### Aim
Output the material exactly, but drop every image it holds.

______________________________

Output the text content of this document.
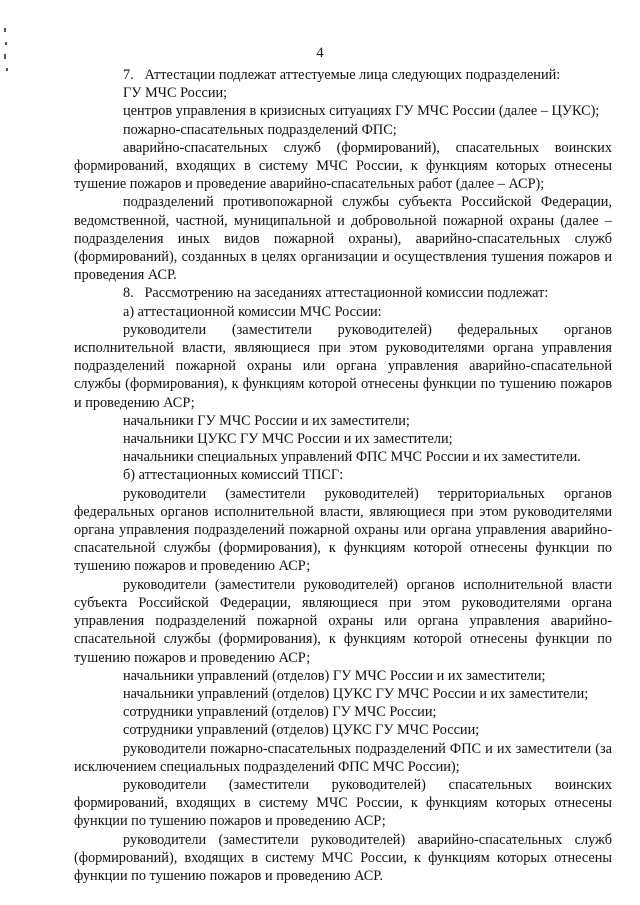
4

7.   Аттестации подлежат аттестуемые лица следующих подразделений:

ГУ МЧС России;

центров управления в кризисных ситуациях ГУ МЧС России (далее – ЦУКС);

пожарно-спасательных подразделений ФПС;

аварийно-спасательных служб (формирований), спасательных воинских формирований, входящих в систему МЧС России, к функциям которых отнесены тушение пожаров и проведение аварийно-спасательных работ (далее – АСР);

подразделений противопожарной службы субъекта Российской Федерации, ведомственной, частной, муниципальной и добровольной пожарной охраны (далее – подразделения иных видов пожарной охраны), аварийно-спасательных служб (формирований), созданных в целях организации и осуществления тушения пожаров и проведения АСР.

8.   Рассмотрению на заседаниях аттестационной комиссии подлежат:

а) аттестационной комиссии МЧС России:

руководители (заместители руководителей) федеральных органов исполнительной власти, являющиеся при этом руководителями органа управления подразделений пожарной охраны или органа управления аварийно-спасательной службы (формирования), к функциям которой отнесены функции по тушению пожаров и проведению АСР;

начальники ГУ МЧС России и их заместители;

начальники ЦУКС ГУ МЧС России и их заместители;

начальники специальных управлений ФПС МЧС России и их заместители.

б) аттестационных комиссий ТПСГ:

руководители (заместители руководителей) территориальных органов федеральных органов исполнительной власти, являющиеся при этом руководителями органа управления подразделений пожарной охраны или органа управления аварийно-спасательной службы (формирования), к функциям которой отнесены функции по тушению пожаров и проведению АСР;

руководители (заместители руководителей) органов исполнительной власти субъекта Российской Федерации, являющиеся при этом руководителями органа управления подразделений пожарной охраны или органа управления аварийно-спасательной службы (формирования), к функциям которой отнесены функции по тушению пожаров и проведению АСР;

начальники управлений (отделов) ГУ МЧС России и их заместители;

начальники управлений (отделов) ЦУКС ГУ МЧС России и их заместители;

сотрудники управлений (отделов) ГУ МЧС России;

сотрудники управлений (отделов) ЦУКС ГУ МЧС России;

руководители пожарно-спасательных подразделений ФПС и их заместители (за исключением специальных подразделений ФПС МЧС России);

руководители (заместители руководителей) спасательных воинских формирований, входящих в систему МЧС России, к функциям которых отнесены функции по тушению пожаров и проведению АСР;

руководители (заместители руководителей) аварийно-спасательных служб (формирований), входящих в систему МЧС России, к функциям которых отнесены функции по тушению пожаров и проведению АСР.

______________________________

### The solution
Output the text content of this document.
4

7.   Аттестации подлежат аттестуемые лица следующих подразделений:

ГУ МЧС России;

центров управления в кризисных ситуациях ГУ МЧС России (далее – ЦУКС);

пожарно-спасательных подразделений ФПС;

аварийно-спасательных служб (формирований), спасательных воинских формирований, входящих в систему МЧС России, к функциям которых отнесены тушение пожаров и проведение аварийно-спасательных работ (далее – АСР);

подразделений противопожарной службы субъекта Российской Федерации, ведомственной, частной, муниципальной и добровольной пожарной охраны (далее – подразделения иных видов пожарной охраны), аварийно-спасательных служб (формирований), созданных в целях организации и осуществления тушения пожаров и проведения АСР.

8.   Рассмотрению на заседаниях аттестационной комиссии подлежат:

а) аттестационной комиссии МЧС России:

руководители (заместители руководителей) федеральных органов исполнительной власти, являющиеся при этом руководителями органа управления подразделений пожарной охраны или органа управления аварийно-спасательной службы (формирования), к функциям которой отнесены функции по тушению пожаров и проведению АСР;

начальники ГУ МЧС России и их заместители;

начальники ЦУКС ГУ МЧС России и их заместители;

начальники специальных управлений ФПС МЧС России и их заместители.

б) аттестационных комиссий ТПСГ:

руководители (заместители руководителей) территориальных органов федеральных органов исполнительной власти, являющиеся при этом руководителями органа управления подразделений пожарной охраны или органа управления аварийно-спасательной службы (формирования), к функциям которой отнесены функции по тушению пожаров и проведению АСР;

руководители (заместители руководителей) органов исполнительной власти субъекта Российской Федерации, являющиеся при этом руководителями органа управления подразделений пожарной охраны или органа управления аварийно-спасательной службы (формирования), к функциям которой отнесены функции по тушению пожаров и проведению АСР;

начальники управлений (отделов) ГУ МЧС России и их заместители;

начальники управлений (отделов) ЦУКС ГУ МЧС России и их заместители;

сотрудники управлений (отделов) ГУ МЧС России;

сотрудники управлений (отделов) ЦУКС ГУ МЧС России;

руководители пожарно-спасательных подразделений ФПС и их заместители (за исключением специальных подразделений ФПС МЧС России);

руководители (заместители руководителей) спасательных воинских формирований, входящих в систему МЧС России, к функциям которых отнесены функции по тушению пожаров и проведению АСР;

руководители (заместители руководителей) аварийно-спасательных служб (формирований), входящих в систему МЧС России, к функциям которых отнесены функции по тушению пожаров и проведению АСР.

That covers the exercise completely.